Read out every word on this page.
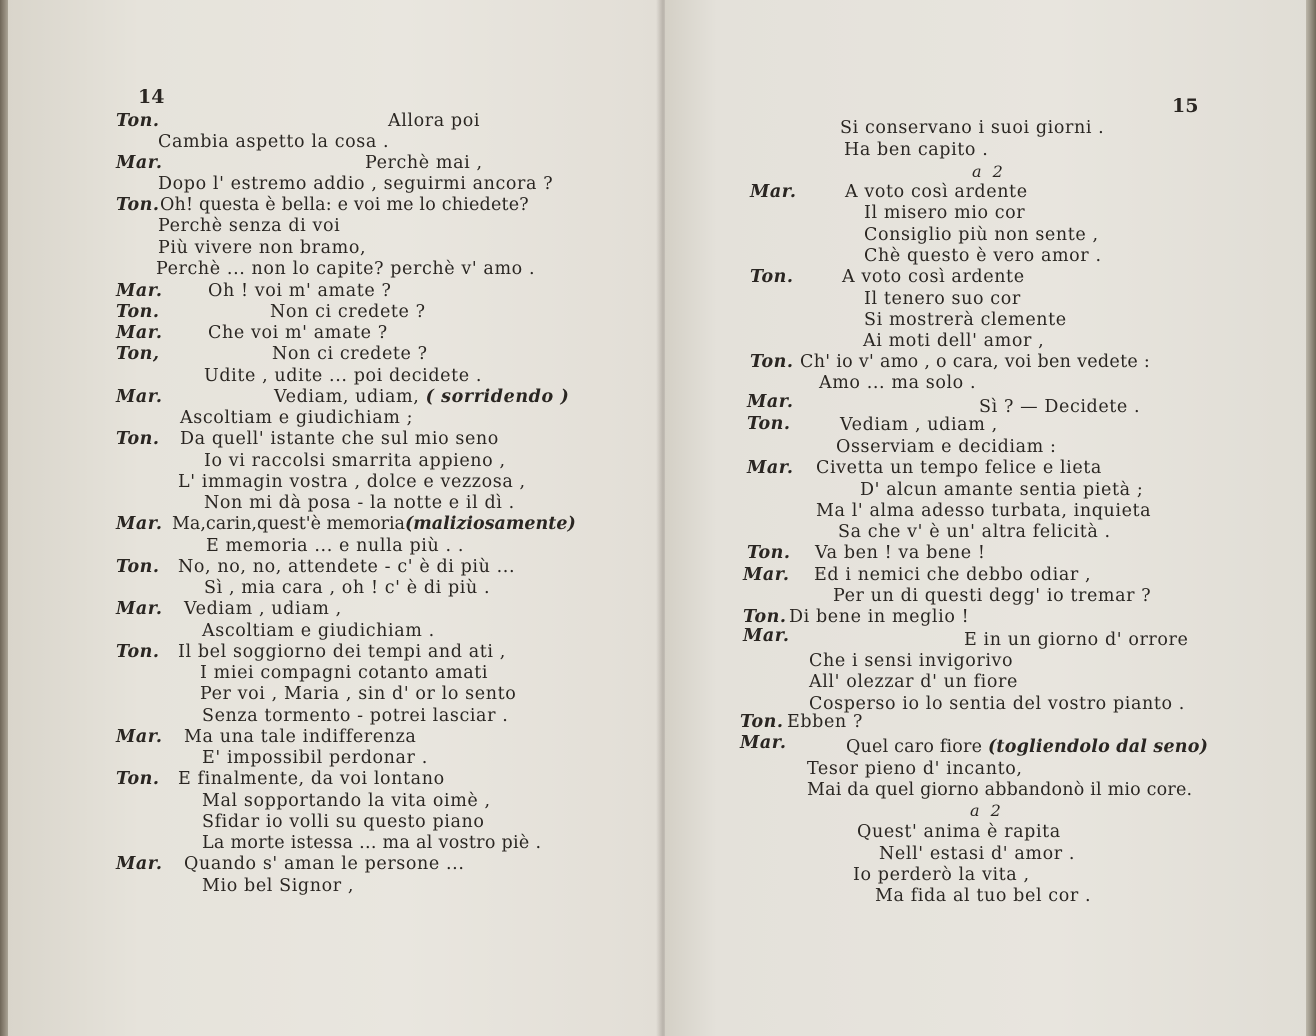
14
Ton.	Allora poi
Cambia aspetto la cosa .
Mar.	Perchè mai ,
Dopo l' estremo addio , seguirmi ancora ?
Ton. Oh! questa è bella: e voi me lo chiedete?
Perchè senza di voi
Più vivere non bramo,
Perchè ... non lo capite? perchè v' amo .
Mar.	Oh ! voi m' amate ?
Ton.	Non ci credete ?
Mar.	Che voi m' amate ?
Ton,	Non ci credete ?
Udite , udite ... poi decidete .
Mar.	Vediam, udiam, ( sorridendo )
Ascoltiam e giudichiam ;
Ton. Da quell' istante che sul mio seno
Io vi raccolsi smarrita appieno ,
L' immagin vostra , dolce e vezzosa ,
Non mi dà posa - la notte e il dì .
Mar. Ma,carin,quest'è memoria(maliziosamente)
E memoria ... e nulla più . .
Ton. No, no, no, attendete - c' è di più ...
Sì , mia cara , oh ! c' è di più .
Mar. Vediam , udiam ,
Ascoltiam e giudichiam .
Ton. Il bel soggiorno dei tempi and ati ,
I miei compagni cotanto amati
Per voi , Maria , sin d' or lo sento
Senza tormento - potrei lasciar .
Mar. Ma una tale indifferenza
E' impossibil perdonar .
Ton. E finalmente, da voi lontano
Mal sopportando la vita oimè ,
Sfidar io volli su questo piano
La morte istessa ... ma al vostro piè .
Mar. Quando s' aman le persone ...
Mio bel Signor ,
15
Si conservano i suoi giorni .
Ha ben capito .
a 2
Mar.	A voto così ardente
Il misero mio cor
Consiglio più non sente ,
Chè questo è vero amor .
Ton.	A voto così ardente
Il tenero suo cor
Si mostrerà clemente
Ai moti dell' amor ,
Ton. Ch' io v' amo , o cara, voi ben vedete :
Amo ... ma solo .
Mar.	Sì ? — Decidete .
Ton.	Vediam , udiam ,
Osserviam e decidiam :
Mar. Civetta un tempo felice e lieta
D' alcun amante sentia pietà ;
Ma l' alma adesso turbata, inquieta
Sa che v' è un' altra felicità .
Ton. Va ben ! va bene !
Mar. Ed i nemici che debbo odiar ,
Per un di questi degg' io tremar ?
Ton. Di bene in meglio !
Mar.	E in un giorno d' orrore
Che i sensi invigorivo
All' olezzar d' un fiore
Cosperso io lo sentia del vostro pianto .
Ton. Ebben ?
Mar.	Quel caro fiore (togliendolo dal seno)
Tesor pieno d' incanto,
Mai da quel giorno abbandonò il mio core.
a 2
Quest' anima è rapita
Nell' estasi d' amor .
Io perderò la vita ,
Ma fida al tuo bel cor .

************

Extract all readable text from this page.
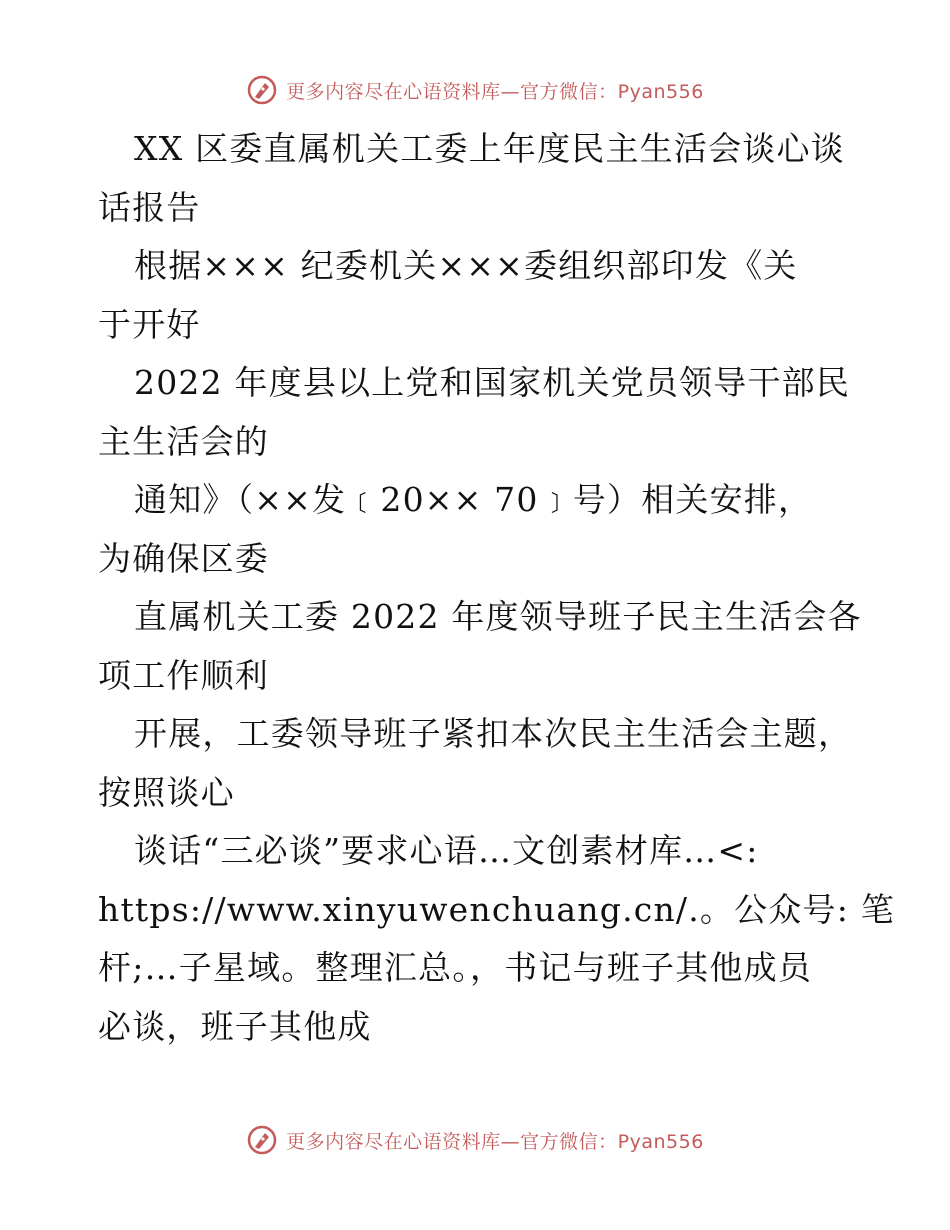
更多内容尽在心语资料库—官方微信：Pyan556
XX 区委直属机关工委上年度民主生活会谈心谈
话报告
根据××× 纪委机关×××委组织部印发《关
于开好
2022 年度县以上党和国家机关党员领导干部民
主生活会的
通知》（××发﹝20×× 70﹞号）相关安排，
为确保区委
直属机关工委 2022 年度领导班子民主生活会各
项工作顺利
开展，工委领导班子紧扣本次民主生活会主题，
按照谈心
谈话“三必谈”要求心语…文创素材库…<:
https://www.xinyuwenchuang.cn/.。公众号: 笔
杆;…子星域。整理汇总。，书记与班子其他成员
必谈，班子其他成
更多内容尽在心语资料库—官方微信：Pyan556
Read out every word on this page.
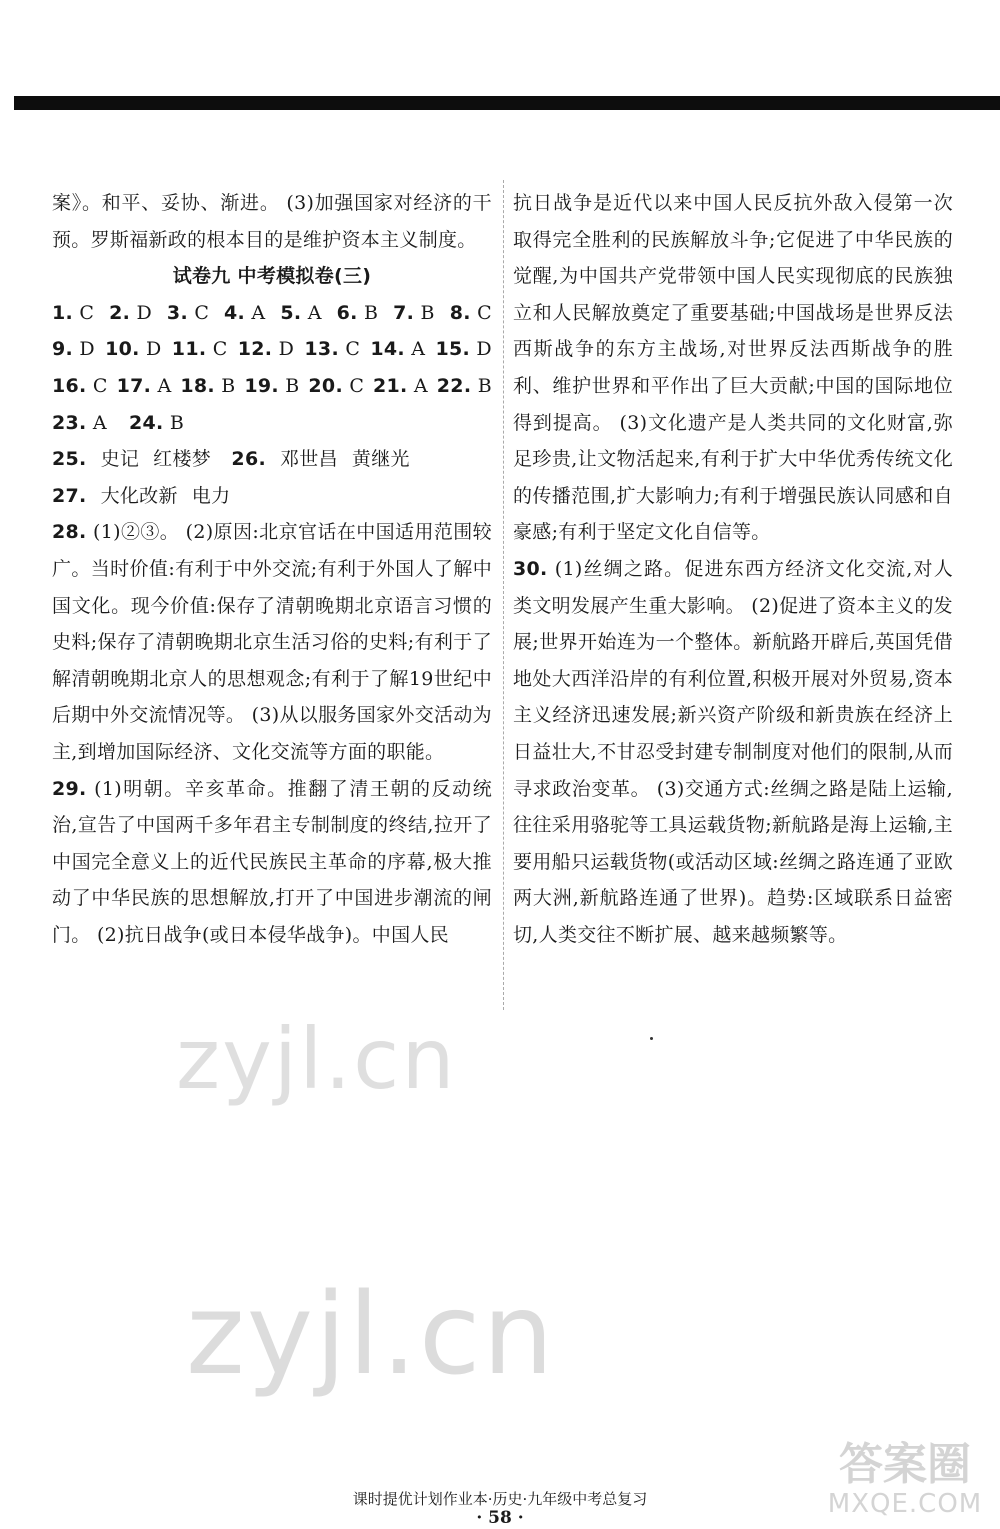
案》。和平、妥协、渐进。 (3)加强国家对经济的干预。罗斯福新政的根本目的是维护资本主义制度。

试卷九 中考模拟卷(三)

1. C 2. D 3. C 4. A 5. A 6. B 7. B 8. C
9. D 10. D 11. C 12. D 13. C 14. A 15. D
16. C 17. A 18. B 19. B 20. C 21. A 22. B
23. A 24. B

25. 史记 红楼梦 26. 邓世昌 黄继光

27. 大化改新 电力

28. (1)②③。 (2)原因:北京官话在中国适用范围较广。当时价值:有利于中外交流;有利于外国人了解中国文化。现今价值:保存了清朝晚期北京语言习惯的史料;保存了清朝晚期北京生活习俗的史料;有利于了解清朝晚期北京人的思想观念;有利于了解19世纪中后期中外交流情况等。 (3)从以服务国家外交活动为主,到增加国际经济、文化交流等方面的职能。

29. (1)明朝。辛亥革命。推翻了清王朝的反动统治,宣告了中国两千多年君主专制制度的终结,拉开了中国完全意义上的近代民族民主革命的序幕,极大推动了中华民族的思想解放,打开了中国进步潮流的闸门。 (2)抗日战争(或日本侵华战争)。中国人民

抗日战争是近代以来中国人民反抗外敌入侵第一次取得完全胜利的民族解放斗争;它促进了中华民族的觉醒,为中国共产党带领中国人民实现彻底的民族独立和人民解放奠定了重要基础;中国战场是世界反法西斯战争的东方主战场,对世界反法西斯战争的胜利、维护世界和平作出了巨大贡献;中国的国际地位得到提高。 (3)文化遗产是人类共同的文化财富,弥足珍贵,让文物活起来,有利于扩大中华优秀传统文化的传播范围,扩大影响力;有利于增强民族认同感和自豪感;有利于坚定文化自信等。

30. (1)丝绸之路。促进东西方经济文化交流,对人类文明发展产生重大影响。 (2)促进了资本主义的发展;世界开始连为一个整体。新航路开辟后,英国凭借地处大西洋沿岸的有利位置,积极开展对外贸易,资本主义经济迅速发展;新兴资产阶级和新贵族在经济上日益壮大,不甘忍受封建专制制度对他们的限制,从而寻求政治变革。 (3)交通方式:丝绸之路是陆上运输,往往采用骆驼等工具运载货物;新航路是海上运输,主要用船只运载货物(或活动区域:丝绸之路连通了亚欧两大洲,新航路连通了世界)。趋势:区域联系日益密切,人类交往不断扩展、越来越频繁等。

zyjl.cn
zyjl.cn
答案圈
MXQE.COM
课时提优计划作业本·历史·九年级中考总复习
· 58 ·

************

Set problem ▸ The string "Ascoltiam" may appear in lines of the listing above; tally those lines and give the number only.

The response ▸ 2